▸ **SELECTED TEXT**:
# # # # # # #

In welcoming doctors with missionary aspirations, Community Memorial is informally following the path of a tiny Kansas hospital that pioneered allowing its staff to take time off for other pursuits.
At Ashland Health Center in Kansas, all 90 employees — from doctors to maintenance workers — get between four and eight weeks of paid time off per year, said Benjamin Anderson, who was CEO until leaving for another small Kansas hospital on June 21.
The employees can use the time in whatever way they wish, said Anderson, 33. But last year, nine — including Anderson — used it for international work.
In the process, the hospital has drawn doctors who otherwise might never notice an out-of-the-way farm town near the Oklahoma border.
Anderson himself was recruited to the hospital four years ago to find a way to attract those doctors.
“It was a board chairman at the time who said, ‘Ben, our facilities are 55 years old, our finances are upside down, we have no doctors and no administrator for over six months now,’ ” Anderson related. “‘Our morale is low, our turnover is high, and if things don’t change quickly here we’re going to lose this facility. And if we lose our hospital, we’ll likely lose our school. And if we lose both of those, we’ll lose our community.’”
That assessment might have given another up-and-coming hospital administrator second thoughts. But Anderson and his wife always have felt “called to places where it’s difficult to get people to go,” he said.
About 3½ years ago he established the paid-time-off policy, and since then, the hospital has recruited four health professionals, including two doctors, Anderson said. There is “no way” either of them would have come without the policy.
“The thought process behind it is that people that are willing to serve in underserved countries are also willing to serve in underserved counties,” he said. “The person who is willing to practice medicine in a mud hut in Africa or on a boat in the Amazon doesn’t need Nordstroms or Starbucks or reserved seating in restaurants or large malls.”
Dr. Heather Licke, a Grand Rapids native, is one such person.
Licke, 32, who began medical school at the Duluth campus of the University of Minnesota Medical School in 2006, already had Christian missionary work in Africa under her belt by then.
She just finished her residency in Wichita, Kansas, and will begin her practice at a hospital in Goodland, Kan., near the Colorado border in 2014, because “it’s rural enough that you can do everything.”
She and another doctor beginning in Goodland negotiated for four extra weeks of time off so they could do overseas work, Licke said.
Before starting in Goodland, she’ll spend July in West Virginia in a tropical medicine course, five months in the African nation of Niger and then get six additional months of training in Wichita.
“They’re all for it,” she said of the Goodland hospital.
The ER doctor coming to Cloquet eventually plans full-time missionary work, Breuer said.

# # # # # # #

▸ **WHAT THIS EXERCISE ASKS**:
**1.** Output the part of the hospital article starting with "At Ashland Health" and going on through "the Oklahoma border.", copied word for word.
**2.** Answer these questions from the hospital article:
(a) How many employees does Ashland Health Center have?
(b) How old is Dr. Heather Licke?
(c) How many months will Licke spend in Niger?
The listing comes from a source unrelated to the hospital article.

# # # # # # #

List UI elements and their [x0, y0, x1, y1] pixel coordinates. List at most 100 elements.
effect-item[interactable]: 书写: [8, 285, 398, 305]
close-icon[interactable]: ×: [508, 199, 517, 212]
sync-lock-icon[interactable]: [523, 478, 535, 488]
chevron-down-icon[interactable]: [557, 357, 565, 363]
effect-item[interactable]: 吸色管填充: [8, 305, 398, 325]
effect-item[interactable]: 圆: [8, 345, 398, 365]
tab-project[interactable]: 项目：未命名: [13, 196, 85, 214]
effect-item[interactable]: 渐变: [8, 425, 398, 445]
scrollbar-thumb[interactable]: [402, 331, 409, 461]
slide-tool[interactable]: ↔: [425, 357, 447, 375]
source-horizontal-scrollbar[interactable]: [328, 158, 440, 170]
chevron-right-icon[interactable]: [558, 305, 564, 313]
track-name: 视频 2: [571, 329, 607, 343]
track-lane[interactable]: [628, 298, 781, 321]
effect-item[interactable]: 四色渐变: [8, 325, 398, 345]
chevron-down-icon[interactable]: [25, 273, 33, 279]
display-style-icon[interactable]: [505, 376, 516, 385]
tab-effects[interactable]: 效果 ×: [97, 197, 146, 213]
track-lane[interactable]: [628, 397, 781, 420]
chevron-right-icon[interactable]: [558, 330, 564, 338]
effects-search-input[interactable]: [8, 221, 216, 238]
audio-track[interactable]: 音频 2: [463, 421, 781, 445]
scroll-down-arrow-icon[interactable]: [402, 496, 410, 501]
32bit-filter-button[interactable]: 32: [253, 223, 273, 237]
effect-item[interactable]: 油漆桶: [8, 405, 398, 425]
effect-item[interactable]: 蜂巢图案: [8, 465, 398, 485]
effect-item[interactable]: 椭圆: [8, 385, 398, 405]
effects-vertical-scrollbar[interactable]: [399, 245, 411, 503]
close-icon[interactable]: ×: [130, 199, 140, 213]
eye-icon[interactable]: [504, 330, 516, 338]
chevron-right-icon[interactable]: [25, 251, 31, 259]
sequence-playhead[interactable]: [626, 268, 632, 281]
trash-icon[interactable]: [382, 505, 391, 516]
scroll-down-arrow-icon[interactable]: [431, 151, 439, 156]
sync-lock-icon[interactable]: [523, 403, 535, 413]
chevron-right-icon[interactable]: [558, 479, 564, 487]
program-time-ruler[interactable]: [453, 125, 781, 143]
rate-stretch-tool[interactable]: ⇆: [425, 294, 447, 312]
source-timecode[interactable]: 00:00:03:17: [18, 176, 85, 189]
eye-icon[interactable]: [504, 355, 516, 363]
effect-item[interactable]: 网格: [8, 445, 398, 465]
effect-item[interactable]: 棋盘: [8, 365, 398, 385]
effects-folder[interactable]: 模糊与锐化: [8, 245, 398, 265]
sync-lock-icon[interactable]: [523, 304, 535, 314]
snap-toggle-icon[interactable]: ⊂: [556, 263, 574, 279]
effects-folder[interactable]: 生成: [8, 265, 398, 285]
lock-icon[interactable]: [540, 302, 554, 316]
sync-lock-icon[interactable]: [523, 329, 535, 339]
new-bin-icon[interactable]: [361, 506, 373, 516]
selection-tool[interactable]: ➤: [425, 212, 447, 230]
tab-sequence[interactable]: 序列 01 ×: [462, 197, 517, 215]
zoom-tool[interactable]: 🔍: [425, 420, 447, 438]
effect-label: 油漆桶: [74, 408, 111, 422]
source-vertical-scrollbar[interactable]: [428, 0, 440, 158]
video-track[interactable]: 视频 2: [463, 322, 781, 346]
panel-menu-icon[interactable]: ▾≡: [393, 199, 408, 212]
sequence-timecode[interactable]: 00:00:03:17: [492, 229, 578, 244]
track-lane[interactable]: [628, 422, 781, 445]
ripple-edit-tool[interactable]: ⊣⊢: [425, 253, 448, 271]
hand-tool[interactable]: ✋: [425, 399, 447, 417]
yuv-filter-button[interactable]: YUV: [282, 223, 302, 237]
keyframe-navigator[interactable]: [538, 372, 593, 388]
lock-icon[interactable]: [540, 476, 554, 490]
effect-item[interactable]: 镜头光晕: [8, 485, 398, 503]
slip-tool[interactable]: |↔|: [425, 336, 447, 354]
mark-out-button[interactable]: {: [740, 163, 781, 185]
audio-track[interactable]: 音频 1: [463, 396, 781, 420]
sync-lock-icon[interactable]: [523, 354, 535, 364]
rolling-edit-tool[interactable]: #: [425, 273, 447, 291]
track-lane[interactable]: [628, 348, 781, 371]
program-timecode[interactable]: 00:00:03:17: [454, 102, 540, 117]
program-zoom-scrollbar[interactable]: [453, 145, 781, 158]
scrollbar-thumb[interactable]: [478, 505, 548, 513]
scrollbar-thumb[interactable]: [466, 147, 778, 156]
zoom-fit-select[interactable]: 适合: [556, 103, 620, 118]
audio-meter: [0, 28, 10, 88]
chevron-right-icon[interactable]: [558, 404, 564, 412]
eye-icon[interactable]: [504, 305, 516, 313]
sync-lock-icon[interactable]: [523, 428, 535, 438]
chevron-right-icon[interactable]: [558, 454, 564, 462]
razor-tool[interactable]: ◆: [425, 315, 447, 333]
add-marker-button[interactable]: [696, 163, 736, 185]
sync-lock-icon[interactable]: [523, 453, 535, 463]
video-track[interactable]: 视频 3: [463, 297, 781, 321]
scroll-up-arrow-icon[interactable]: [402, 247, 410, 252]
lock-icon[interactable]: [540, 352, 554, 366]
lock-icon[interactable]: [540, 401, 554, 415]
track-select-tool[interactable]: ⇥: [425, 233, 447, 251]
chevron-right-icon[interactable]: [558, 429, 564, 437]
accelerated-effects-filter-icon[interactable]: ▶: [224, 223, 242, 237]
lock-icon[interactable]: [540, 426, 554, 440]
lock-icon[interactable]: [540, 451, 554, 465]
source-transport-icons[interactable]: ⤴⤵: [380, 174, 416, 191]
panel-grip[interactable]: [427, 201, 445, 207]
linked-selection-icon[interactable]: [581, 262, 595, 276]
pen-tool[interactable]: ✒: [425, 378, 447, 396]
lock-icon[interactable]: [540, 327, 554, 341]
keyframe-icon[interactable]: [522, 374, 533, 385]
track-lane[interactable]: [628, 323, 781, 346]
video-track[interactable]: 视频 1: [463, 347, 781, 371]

# # # # # # #

▸ **RESPONSES IN ORDER**:
**1.**
At Ashland Health Center in Kansas, all 90 employees — from doctors to maintenance workers — get between four and eight weeks of paid time off per year, said Benjamin Anderson, who was CEO until leaving for another small Kansas hospital on June 21.
The employees can use the time in whatever way they wish, said Anderson, 33. But last year, nine — including Anderson — used it for international work.
In the process, the hospital has drawn doctors who otherwise might never notice an out-of-the-way farm town near the Oklahoma border.

**2.**
(a) 90
(b) 32
(c) Five